Reproduce the data that follows in its entirety, character for character.

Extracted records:
"""
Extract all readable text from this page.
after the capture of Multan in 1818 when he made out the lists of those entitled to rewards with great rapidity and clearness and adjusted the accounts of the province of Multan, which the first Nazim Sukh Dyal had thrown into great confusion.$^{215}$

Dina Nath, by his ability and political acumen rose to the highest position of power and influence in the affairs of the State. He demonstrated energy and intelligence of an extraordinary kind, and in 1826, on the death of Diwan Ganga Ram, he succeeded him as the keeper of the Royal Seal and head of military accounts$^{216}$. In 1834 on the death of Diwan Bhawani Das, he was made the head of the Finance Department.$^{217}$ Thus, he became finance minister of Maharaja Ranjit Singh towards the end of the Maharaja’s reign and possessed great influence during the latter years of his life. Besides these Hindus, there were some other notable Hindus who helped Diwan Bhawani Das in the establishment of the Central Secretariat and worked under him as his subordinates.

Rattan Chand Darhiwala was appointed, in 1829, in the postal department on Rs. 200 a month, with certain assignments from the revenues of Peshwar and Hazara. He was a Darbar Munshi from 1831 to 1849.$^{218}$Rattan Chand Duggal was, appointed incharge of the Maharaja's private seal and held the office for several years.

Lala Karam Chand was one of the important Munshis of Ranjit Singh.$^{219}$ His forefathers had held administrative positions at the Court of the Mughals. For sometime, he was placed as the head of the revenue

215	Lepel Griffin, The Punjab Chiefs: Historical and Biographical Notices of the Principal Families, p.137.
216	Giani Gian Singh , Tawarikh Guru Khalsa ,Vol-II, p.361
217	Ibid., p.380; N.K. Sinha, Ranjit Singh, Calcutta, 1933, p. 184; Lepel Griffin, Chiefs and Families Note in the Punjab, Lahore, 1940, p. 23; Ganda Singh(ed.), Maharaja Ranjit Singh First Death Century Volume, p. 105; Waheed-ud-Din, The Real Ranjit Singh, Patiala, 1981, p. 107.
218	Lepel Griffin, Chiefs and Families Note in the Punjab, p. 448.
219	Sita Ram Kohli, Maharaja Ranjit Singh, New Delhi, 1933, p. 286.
"""
__Worked solution__:
Extract all readable text from this page.
after the capture of Multan in 1818 when he made out the lists of those entitled to rewards with great rapidity and clearness and adjusted the accounts of the province of Multan, which the first Nazim Sukh Dyal had thrown into great confusion.$^{215}$

Dina Nath, by his ability and political acumen rose to the highest position of power and influence in the affairs of the State. He demonstrated energy and intelligence of an extraordinary kind, and in 1826, on the death of Diwan Ganga Ram, he succeeded him as the keeper of the Royal Seal and head of military accounts$^{216}$. In 1834 on the death of Diwan Bhawani Das, he was made the head of the Finance Department.$^{217}$ Thus, he became finance minister of Maharaja Ranjit Singh towards the end of the Maharaja’s reign and possessed great influence during the latter years of his life. Besides these Hindus, there were some other notable Hindus who helped Diwan Bhawani Das in the establishment of the Central Secretariat and worked under him as his subordinates.

Rattan Chand Darhiwala was appointed, in 1829, in the postal department on Rs. 200 a month, with certain assignments from the revenues of Peshwar and Hazara. He was a Darbar Munshi from 1831 to 1849.$^{218}$Rattan Chand Duggal was, appointed incharge of the Maharaja's private seal and held the office for several years.

Lala Karam Chand was one of the important Munshis of Ranjit Singh.$^{219}$ His forefathers had held administrative positions at the Court of the Mughals. For sometime, he was placed as the head of the revenue

215	Lepel Griffin, The Punjab Chiefs: Historical and Biographical Notices of the Principal Families, p.137.
216	Giani Gian Singh , Tawarikh Guru Khalsa ,Vol-II, p.361
217	Ibid., p.380; N.K. Sinha, Ranjit Singh, Calcutta, 1933, p. 184; Lepel Griffin, Chiefs and Families Note in the Punjab, Lahore, 1940, p. 23; Ganda Singh(ed.), Maharaja Ranjit Singh First Death Century Volume, p. 105; Waheed-ud-Din, The Real Ranjit Singh, Patiala, 1981, p. 107.
218	Lepel Griffin, Chiefs and Families Note in the Punjab, p. 448.
219	Sita Ram Kohli, Maharaja Ranjit Singh, New Delhi, 1933, p. 286.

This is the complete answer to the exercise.